== DOCUMENT
10.In 1979 Pigeon (Japan) Ltd opened a branch in Singapore and appointed L & C Enterprise as their sole distributor. In their dealings, the defendant was described as the sole-proprietor. In the same year, the firm started to manufacture for sale baby gift sets in their own brand name `Chu Chu`. These products became household names. By 1983 the firm was making good profits. The firm operated from four industrial units known as 12 Lorong Bakar Batu, [num ]04-05, [num ]04-06, [num ]04-07 and [num ]04-08 Kolam Ayer Industrial Park. It also had two other warehouses at Brighton Crescent and Lorong Bakar Batu.

11.The plaintiff told the court that in 1984 the defendant raised with him the question of his wife`s position in the firm. He agreed that she had been working hard and contributing to the firm. He then agreed that he would from then on hold 30%, the defendant 40% and the defendant`s wife 30% interest in the firm.
====
== GIVEN DATA
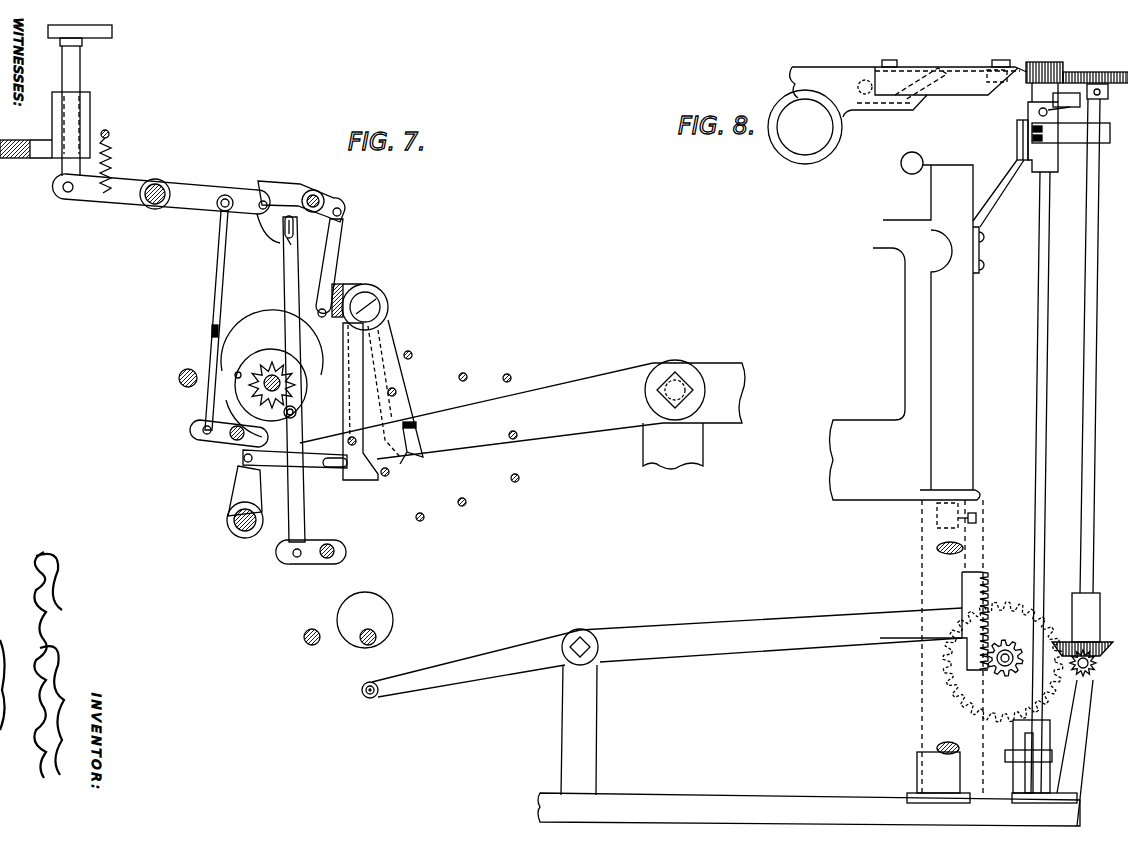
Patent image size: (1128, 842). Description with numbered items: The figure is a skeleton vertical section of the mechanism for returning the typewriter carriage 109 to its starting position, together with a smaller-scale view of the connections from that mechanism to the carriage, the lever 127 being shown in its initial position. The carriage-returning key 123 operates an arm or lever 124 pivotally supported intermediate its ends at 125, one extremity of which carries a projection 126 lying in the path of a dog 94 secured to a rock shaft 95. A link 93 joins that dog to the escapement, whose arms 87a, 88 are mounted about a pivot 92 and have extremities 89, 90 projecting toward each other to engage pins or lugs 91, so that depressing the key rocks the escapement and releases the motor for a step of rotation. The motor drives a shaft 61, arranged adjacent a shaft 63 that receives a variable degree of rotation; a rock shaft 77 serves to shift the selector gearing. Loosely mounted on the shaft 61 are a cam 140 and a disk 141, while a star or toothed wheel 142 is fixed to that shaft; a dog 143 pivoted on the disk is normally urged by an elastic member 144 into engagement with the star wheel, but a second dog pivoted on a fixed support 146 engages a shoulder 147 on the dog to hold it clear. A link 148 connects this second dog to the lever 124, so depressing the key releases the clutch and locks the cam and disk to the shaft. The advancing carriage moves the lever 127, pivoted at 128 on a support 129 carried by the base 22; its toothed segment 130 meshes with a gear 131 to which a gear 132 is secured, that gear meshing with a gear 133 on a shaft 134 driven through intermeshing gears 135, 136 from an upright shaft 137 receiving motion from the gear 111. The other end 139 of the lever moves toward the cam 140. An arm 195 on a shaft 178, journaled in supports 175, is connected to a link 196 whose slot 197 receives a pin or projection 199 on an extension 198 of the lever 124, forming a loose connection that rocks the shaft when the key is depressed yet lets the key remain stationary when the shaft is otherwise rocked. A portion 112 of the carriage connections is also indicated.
====
● EXERCISE TASK:
Carry on the court judgment about the L & C Enterprise partnership from its final sentence, adding the next paragraph.

● FINAL ANSWER:
12.The principals of the firm, Pigeon (S) Pte Ltd, were unhappy with the firm selling `Pepe` baby products which were competing with `Pigeon` products. The plaintiff said in evidence that it was the defendant`s idea that he register `Pepe Baby Products`. He did that on 22 December 1990. When registering, he encountered difficulties with the registry staff who mentioned that the defendant was the trademark proprietor of `Pepe` but, on the prompting of the defendant, he told the officer that he was a partner and brother of the defendant. This was accepted and he registered `Pepe Baby Products`.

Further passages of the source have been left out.